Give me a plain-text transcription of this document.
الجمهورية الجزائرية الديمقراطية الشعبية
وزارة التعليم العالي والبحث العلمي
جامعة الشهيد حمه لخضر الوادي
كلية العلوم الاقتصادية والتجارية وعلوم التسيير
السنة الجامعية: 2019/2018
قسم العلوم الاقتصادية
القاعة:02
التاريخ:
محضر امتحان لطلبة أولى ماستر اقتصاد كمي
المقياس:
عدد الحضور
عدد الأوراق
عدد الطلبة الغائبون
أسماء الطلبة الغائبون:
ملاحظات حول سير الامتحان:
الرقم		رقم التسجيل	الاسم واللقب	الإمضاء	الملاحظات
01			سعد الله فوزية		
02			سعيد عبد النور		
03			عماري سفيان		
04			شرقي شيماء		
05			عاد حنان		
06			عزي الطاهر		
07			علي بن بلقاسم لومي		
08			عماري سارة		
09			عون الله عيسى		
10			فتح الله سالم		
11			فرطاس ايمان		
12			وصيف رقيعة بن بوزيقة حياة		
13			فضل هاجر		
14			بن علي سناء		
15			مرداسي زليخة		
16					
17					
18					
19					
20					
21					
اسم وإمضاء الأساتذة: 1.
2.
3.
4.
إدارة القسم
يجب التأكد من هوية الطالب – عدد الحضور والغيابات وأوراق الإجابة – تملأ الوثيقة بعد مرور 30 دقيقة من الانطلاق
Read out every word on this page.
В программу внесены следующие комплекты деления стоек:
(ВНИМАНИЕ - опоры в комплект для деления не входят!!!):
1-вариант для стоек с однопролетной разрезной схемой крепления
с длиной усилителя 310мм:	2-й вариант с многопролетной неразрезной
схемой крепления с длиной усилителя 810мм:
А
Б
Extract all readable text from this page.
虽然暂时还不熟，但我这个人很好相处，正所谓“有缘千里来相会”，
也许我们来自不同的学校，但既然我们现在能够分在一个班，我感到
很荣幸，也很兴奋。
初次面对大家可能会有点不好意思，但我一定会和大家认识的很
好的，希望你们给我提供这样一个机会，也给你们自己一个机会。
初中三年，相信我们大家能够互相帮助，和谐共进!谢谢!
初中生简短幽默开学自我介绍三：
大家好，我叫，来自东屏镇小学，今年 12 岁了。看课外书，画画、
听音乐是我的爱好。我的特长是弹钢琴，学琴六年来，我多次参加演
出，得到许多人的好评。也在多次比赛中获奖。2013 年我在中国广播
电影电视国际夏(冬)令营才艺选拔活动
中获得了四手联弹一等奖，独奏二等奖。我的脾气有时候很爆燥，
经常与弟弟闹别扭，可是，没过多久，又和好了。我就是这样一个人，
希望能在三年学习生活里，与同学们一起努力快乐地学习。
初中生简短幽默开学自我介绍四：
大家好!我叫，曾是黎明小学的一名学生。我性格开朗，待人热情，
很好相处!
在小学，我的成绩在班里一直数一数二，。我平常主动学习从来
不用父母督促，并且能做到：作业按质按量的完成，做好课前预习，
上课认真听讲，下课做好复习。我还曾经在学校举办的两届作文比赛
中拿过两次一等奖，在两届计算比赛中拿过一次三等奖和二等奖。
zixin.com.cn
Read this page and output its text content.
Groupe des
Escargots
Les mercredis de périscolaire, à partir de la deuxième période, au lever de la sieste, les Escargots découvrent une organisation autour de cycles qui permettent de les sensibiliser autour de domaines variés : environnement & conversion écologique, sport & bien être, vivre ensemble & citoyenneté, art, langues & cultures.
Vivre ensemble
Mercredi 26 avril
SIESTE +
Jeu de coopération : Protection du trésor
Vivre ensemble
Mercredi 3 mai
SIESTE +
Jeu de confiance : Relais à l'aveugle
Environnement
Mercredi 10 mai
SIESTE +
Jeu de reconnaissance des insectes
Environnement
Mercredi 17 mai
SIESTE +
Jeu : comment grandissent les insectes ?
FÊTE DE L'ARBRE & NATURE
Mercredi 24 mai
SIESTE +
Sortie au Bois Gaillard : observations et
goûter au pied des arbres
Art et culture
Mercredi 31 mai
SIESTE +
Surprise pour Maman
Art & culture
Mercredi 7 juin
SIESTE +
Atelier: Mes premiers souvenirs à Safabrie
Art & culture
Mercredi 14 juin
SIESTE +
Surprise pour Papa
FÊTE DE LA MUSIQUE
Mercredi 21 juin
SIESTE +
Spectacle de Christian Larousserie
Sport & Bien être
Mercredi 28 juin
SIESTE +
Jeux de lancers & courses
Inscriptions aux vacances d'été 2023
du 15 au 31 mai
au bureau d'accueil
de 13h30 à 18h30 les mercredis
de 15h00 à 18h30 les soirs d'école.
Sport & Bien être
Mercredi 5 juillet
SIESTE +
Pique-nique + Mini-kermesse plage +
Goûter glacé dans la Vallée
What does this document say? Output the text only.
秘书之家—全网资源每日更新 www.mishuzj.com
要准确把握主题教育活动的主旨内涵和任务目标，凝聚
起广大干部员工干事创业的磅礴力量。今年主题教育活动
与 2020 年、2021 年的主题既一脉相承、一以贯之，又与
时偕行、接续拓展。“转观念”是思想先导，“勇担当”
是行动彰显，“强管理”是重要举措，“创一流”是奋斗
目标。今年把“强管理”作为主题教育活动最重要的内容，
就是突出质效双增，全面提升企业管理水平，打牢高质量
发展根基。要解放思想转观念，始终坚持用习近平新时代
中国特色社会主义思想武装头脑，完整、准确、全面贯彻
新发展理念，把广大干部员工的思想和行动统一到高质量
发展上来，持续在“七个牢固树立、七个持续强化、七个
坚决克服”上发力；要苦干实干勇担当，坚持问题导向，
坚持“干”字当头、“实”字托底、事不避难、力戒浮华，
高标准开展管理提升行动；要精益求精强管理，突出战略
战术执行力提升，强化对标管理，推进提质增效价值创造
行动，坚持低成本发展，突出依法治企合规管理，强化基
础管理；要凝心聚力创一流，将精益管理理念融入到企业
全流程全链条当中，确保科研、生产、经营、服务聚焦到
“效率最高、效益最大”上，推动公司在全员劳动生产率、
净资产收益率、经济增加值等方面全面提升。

● **Instructions to follow**: Reproduce each line from the records that contains the word "this".

● **Correct answer**:
Give me a plain-text transcription of this document.
Read out every word on this page.
Extract all readable text from this page.
Read this page and output its text content.
What does this document say? Output the text only.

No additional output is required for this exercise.